• Information supplied:

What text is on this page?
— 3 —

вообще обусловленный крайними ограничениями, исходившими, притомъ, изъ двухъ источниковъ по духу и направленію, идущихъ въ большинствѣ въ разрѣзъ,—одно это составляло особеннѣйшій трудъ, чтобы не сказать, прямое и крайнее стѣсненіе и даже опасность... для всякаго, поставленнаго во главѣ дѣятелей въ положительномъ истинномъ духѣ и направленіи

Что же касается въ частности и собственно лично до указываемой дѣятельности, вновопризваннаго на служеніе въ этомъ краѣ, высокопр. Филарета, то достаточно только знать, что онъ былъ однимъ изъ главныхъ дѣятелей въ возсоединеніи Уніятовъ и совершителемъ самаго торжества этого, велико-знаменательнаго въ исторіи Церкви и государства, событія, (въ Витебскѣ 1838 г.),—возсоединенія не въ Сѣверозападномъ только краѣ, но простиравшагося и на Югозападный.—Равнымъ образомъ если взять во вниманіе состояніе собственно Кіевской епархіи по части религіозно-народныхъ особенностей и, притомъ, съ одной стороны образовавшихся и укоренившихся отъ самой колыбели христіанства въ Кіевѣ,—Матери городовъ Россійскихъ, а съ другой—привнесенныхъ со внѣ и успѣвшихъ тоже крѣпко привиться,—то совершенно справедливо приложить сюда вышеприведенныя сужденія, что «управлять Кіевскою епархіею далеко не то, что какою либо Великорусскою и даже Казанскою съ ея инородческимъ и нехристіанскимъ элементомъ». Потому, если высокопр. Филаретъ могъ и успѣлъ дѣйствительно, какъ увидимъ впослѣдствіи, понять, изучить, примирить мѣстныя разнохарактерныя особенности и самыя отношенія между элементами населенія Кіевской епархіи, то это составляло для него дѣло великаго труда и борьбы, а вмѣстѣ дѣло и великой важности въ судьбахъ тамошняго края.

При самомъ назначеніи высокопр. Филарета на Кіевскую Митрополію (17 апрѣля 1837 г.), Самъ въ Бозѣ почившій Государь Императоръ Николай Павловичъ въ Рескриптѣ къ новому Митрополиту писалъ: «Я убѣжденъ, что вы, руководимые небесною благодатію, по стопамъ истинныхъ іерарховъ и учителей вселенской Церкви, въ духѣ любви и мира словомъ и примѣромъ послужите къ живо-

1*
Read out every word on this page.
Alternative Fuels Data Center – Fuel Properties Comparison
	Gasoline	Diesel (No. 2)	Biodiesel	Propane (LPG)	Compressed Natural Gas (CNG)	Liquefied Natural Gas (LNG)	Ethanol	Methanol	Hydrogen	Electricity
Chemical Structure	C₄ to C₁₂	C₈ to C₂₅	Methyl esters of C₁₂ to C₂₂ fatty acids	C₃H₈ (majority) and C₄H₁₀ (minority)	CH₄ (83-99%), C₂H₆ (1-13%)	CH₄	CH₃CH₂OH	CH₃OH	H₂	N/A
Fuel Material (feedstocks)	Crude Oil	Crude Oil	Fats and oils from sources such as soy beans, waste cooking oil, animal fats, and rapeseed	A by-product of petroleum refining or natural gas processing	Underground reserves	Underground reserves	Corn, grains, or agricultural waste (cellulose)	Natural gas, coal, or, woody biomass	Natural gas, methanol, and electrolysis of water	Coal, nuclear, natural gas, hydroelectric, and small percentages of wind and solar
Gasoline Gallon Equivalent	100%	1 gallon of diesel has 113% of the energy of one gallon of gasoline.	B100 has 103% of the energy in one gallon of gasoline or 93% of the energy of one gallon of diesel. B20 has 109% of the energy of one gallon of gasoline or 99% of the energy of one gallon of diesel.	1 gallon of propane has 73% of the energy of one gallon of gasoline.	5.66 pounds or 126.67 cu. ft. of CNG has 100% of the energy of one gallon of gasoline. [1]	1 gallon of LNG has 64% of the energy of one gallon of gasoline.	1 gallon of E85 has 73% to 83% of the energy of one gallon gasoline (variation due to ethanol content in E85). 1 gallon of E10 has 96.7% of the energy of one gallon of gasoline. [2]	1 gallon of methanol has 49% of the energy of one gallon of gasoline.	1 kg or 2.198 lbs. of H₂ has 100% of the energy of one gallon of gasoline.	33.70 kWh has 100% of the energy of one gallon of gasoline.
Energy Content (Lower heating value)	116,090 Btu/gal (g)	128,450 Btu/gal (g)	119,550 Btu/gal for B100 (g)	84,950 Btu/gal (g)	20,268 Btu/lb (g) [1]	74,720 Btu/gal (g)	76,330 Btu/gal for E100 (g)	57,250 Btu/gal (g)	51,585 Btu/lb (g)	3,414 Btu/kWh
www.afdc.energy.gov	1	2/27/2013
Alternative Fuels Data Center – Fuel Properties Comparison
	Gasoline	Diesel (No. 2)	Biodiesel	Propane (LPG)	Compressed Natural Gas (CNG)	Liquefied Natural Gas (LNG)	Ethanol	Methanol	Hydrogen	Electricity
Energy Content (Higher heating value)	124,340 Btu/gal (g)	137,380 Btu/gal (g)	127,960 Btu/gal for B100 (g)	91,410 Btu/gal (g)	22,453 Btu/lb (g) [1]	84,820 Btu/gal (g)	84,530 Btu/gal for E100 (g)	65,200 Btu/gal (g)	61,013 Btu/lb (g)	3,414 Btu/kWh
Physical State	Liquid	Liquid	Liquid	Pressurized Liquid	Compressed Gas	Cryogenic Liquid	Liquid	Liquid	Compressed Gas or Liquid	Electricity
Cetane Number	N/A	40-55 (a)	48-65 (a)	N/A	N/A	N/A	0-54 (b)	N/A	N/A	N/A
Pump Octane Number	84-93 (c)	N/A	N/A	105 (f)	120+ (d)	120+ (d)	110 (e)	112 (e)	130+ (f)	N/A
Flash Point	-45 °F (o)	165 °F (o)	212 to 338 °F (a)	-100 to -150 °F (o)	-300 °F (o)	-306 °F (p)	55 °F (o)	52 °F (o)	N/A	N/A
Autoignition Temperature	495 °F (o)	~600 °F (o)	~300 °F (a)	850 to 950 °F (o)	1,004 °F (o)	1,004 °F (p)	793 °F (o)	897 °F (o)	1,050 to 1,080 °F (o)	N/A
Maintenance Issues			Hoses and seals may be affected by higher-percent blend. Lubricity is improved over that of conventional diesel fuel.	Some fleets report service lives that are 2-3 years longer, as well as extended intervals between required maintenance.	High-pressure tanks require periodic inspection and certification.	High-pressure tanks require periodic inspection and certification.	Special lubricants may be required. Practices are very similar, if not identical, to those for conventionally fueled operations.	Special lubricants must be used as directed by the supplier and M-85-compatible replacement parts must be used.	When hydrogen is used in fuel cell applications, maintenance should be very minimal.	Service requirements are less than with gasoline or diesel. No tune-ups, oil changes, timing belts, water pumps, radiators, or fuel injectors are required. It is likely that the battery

• What is expected: Print back all the lines verbatim.

• Solution to the problem:
What text is on this page?
— 3 —

вообще обусловленный крайними ограничениями, исходившими, притомъ, изъ двухъ источниковъ по духу и направленію, идущихъ въ большинствѣ въ разрѣзъ,—одно это составляло особеннѣйшій трудъ, чтобы не сказать, прямое и крайнее стѣсненіе и даже опасность... для всякаго, поставленнаго во главѣ дѣятелей въ положительномъ истинномъ духѣ и направленіи

Что же касается въ частности и собственно лично до указываемой дѣятельности, вновопризваннаго на служеніе въ этомъ краѣ, высокопр. Филарета, то достаточно только знать, что онъ былъ однимъ изъ главныхъ дѣятелей въ возсоединеніи Уніятовъ и совершителемъ самаго торжества этого, велико-знаменательнаго въ исторіи Церкви и государства, событія, (въ Витебскѣ 1838 г.),—возсоединенія не въ Сѣверозападномъ только краѣ, но простиравшагося и на Югозападный.—Равнымъ образомъ если взять во вниманіе состояніе собственно Кіевской епархіи по части религіозно-народныхъ особенностей и, притомъ, съ одной стороны образовавшихся и укоренившихся отъ самой колыбели христіанства въ Кіевѣ,—Матери городовъ Россійскихъ, а съ другой—привнесенныхъ со внѣ и успѣвшихъ тоже крѣпко привиться,—то совершенно справедливо приложить сюда вышеприведенныя сужденія, что «управлять Кіевскою епархіею далеко не то, что какою либо Великорусскою и даже Казанскою съ ея инородческимъ и нехристіанскимъ элементомъ». Потому, если высокопр. Филаретъ могъ и успѣлъ дѣйствительно, какъ увидимъ впослѣдствіи, понять, изучить, примирить мѣстныя разнохарактерныя особенности и самыя отношенія между элементами населенія Кіевской епархіи, то это составляло для него дѣло великаго труда и борьбы, а вмѣстѣ дѣло и великой важности въ судьбахъ тамошняго края.

При самомъ назначеніи высокопр. Филарета на Кіевскую Митрополію (17 апрѣля 1837 г.), Самъ въ Бозѣ почившій Государь Императоръ Николай Павловичъ въ Рескриптѣ къ новому Митрополиту писалъ: «Я убѣжденъ, что вы, руководимые небесною благодатію, по стопамъ истинныхъ іерарховъ и учителей вселенской Церкви, въ духѣ любви и мира словомъ и примѣромъ послужите къ живо-

1*
Read out every word on this page.
Alternative Fuels Data Center – Fuel Properties Comparison
	Gasoline	Diesel (No. 2)	Biodiesel	Propane (LPG)	Compressed Natural Gas (CNG)	Liquefied Natural Gas (LNG)	Ethanol	Methanol	Hydrogen	Electricity
Chemical Structure	C₄ to C₁₂	C₈ to C₂₅	Methyl esters of C₁₂ to C₂₂ fatty acids	C₃H₈ (majority) and C₄H₁₀ (minority)	CH₄ (83-99%), C₂H₆ (1-13%)	CH₄	CH₃CH₂OH	CH₃OH	H₂	N/A
Fuel Material (feedstocks)	Crude Oil	Crude Oil	Fats and oils from sources such as soy beans, waste cooking oil, animal fats, and rapeseed	A by-product of petroleum refining or natural gas processing	Underground reserves	Underground reserves	Corn, grains, or agricultural waste (cellulose)	Natural gas, coal, or, woody biomass	Natural gas, methanol, and electrolysis of water	Coal, nuclear, natural gas, hydroelectric, and small percentages of wind and solar
Gasoline Gallon Equivalent	100%	1 gallon of diesel has 113% of the energy of one gallon of gasoline.	B100 has 103% of the energy in one gallon of gasoline or 93% of the energy of one gallon of diesel. B20 has 109% of the energy of one gallon of gasoline or 99% of the energy of one gallon of diesel.	1 gallon of propane has 73% of the energy of one gallon of gasoline.	5.66 pounds or 126.67 cu. ft. of CNG has 100% of the energy of one gallon of gasoline. [1]	1 gallon of LNG has 64% of the energy of one gallon of gasoline.	1 gallon of E85 has 73% to 83% of the energy of one gallon gasoline (variation due to ethanol content in E85). 1 gallon of E10 has 96.7% of the energy of one gallon of gasoline. [2]	1 gallon of methanol has 49% of the energy of one gallon of gasoline.	1 kg or 2.198 lbs. of H₂ has 100% of the energy of one gallon of gasoline.	33.70 kWh has 100% of the energy of one gallon of gasoline.
Energy Content (Lower heating value)	116,090 Btu/gal (g)	128,450 Btu/gal (g)	119,550 Btu/gal for B100 (g)	84,950 Btu/gal (g)	20,268 Btu/lb (g) [1]	74,720 Btu/gal (g)	76,330 Btu/gal for E100 (g)	57,250 Btu/gal (g)	51,585 Btu/lb (g)	3,414 Btu/kWh
www.afdc.energy.gov	1	2/27/2013
Alternative Fuels Data Center – Fuel Properties Comparison
	Gasoline	Diesel (No. 2)	Biodiesel	Propane (LPG)	Compressed Natural Gas (CNG)	Liquefied Natural Gas (LNG)	Ethanol	Methanol	Hydrogen	Electricity
Energy Content (Higher heating value)	124,340 Btu/gal (g)	137,380 Btu/gal (g)	127,960 Btu/gal for B100 (g)	91,410 Btu/gal (g)	22,453 Btu/lb (g) [1]	84,820 Btu/gal (g)	84,530 Btu/gal for E100 (g)	65,200 Btu/gal (g)	61,013 Btu/lb (g)	3,414 Btu/kWh
Physical State	Liquid	Liquid	Liquid	Pressurized Liquid	Compressed Gas	Cryogenic Liquid	Liquid	Liquid	Compressed Gas or Liquid	Electricity
Cetane Number	N/A	40-55 (a)	48-65 (a)	N/A	N/A	N/A	0-54 (b)	N/A	N/A	N/A
Pump Octane Number	84-93 (c)	N/A	N/A	105 (f)	120+ (d)	120+ (d)	110 (e)	112 (e)	130+ (f)	N/A
Flash Point	-45 °F (o)	165 °F (o)	212 to 338 °F (a)	-100 to -150 °F (o)	-300 °F (o)	-306 °F (p)	55 °F (o)	52 °F (o)	N/A	N/A
Autoignition Temperature	495 °F (o)	~600 °F (o)	~300 °F (a)	850 to 950 °F (o)	1,004 °F (o)	1,004 °F (p)	793 °F (o)	897 °F (o)	1,050 to 1,080 °F (o)	N/A
Maintenance Issues			Hoses and seals may be affected by higher-percent blend. Lubricity is improved over that of conventional diesel fuel.	Some fleets report service lives that are 2-3 years longer, as well as extended intervals between required maintenance.	High-pressure tanks require periodic inspection and certification.	High-pressure tanks require periodic inspection and certification.	Special lubricants may be required. Practices are very similar, if not identical, to those for conventionally fueled operations.	Special lubricants must be used as directed by the supplier and M-85-compatible replacement parts must be used.	When hydrogen is used in fuel cell applications, maintenance should be very minimal.	Service requirements are less than with gasoline or diesel. No tune-ups, oil changes, timing belts, water pumps, radiators, or fuel injectors are required. It is likely that the battery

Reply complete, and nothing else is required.